- **Task objective**: Count how many lines of the material contain the string "degenerate", then give that number and nothing more.

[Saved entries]
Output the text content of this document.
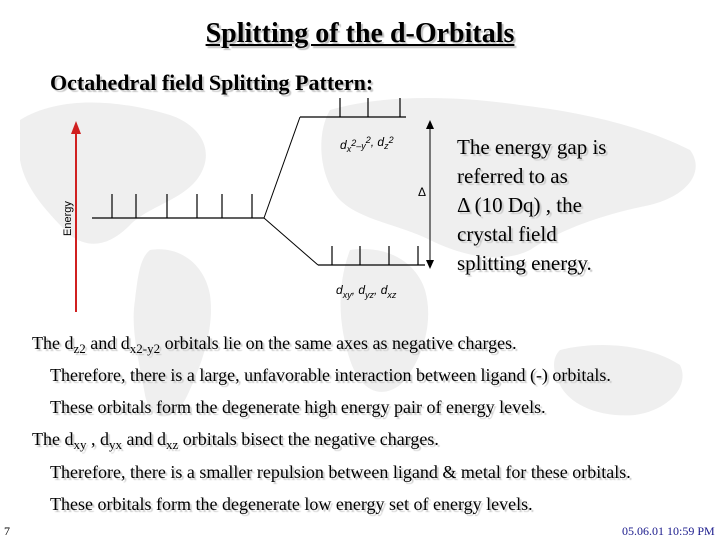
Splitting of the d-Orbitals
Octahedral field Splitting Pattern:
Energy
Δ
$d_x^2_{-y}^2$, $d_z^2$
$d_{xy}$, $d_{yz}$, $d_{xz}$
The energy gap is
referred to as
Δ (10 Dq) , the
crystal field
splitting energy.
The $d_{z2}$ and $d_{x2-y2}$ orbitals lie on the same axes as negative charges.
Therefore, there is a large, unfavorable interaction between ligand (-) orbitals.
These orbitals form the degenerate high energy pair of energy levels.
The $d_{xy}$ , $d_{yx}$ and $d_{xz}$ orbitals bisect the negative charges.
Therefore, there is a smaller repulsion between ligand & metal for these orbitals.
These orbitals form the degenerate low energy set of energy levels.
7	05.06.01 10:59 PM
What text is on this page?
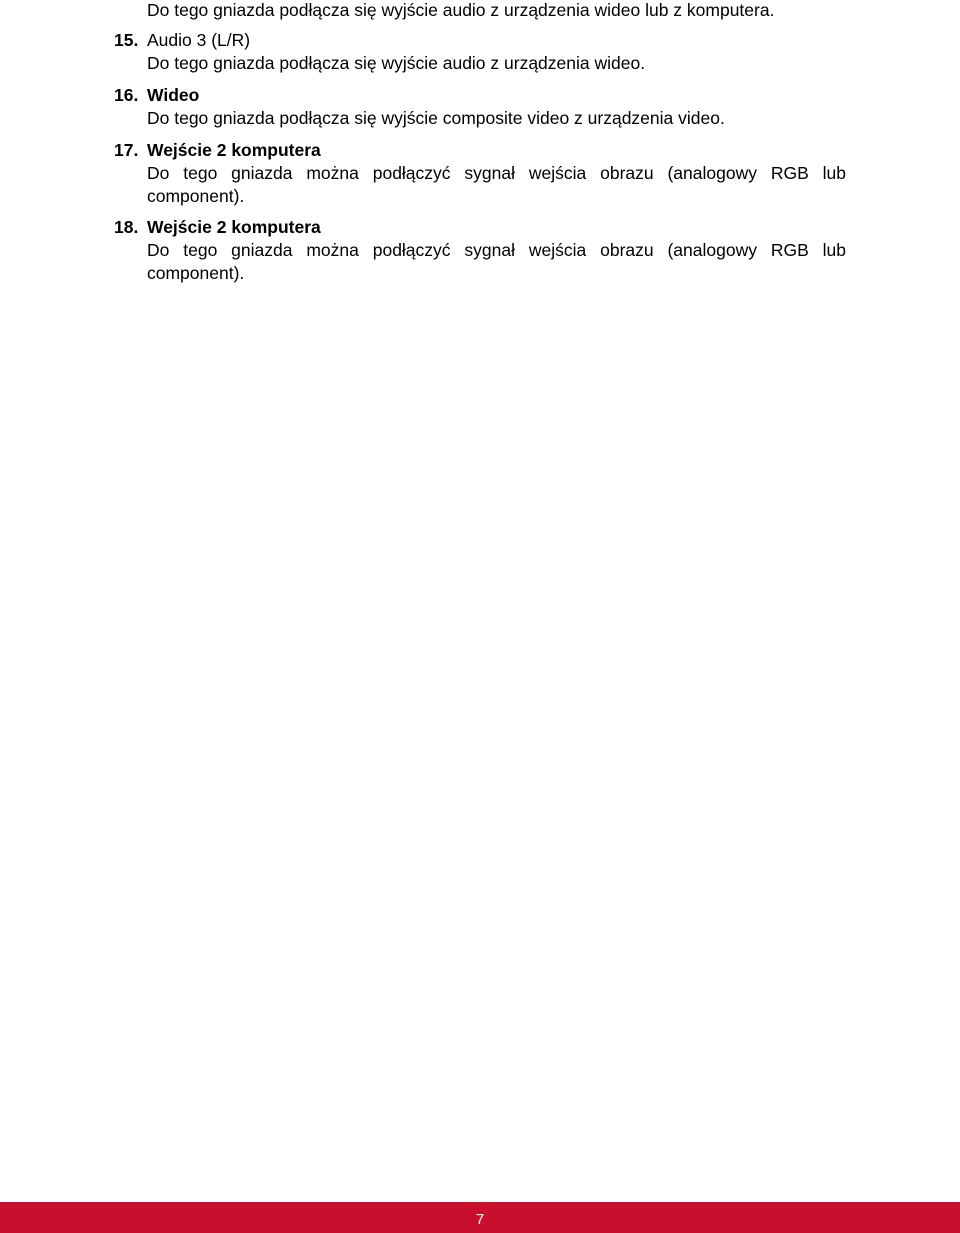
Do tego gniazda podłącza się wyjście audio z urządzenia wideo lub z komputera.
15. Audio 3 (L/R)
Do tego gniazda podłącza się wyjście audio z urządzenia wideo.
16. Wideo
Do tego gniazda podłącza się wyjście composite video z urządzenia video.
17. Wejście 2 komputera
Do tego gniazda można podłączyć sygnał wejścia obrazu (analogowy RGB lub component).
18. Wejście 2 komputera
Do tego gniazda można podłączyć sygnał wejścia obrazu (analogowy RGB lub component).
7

--

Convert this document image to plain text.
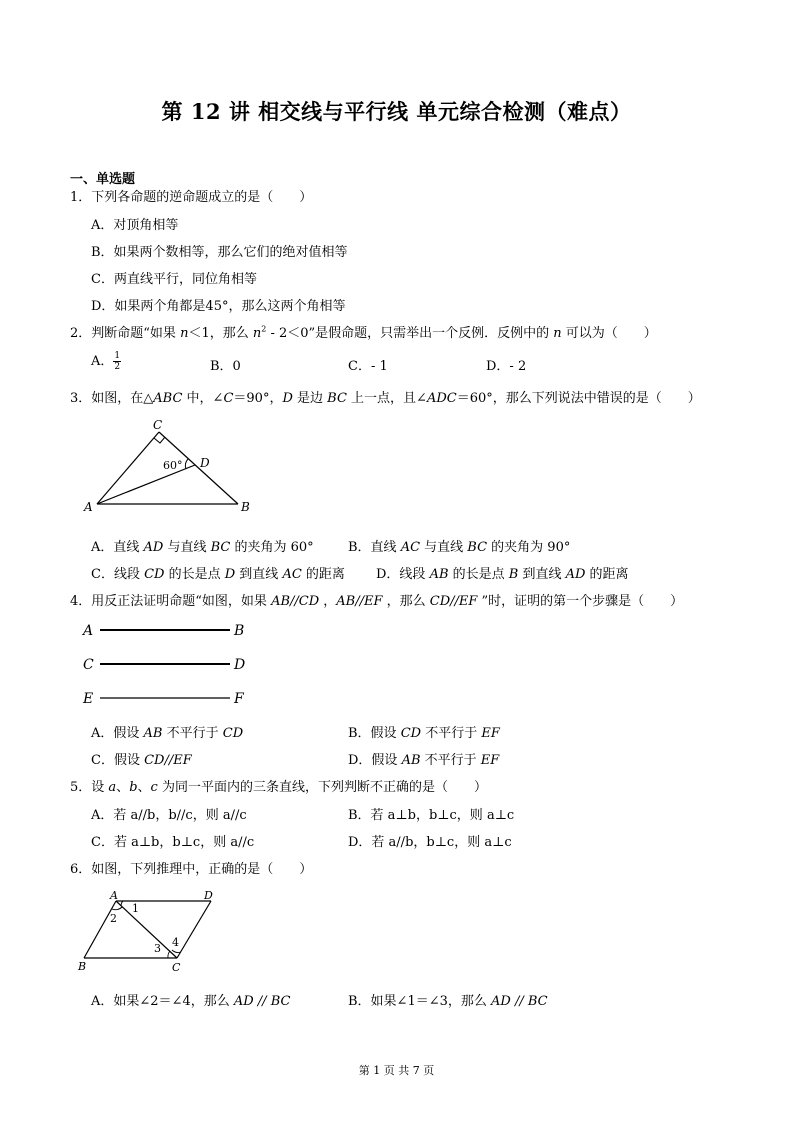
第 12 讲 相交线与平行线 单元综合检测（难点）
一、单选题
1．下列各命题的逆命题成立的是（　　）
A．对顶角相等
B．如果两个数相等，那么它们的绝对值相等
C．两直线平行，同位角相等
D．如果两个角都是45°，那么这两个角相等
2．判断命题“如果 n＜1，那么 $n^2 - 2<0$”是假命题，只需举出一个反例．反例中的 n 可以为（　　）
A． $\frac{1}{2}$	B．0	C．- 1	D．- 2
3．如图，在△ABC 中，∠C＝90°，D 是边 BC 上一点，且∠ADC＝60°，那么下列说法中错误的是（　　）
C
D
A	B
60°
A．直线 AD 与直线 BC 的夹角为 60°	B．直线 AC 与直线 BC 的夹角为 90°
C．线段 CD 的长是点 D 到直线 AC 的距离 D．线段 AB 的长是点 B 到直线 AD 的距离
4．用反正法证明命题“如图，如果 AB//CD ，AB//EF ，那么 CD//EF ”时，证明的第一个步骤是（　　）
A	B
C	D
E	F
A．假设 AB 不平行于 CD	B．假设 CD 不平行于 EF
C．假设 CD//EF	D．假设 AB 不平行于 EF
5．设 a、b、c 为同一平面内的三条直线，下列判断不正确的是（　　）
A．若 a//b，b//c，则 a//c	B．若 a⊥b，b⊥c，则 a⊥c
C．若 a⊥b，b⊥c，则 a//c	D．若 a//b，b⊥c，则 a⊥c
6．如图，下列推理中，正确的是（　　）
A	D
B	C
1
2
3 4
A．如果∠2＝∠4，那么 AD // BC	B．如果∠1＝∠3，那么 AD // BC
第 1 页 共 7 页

- **Right answer**: 2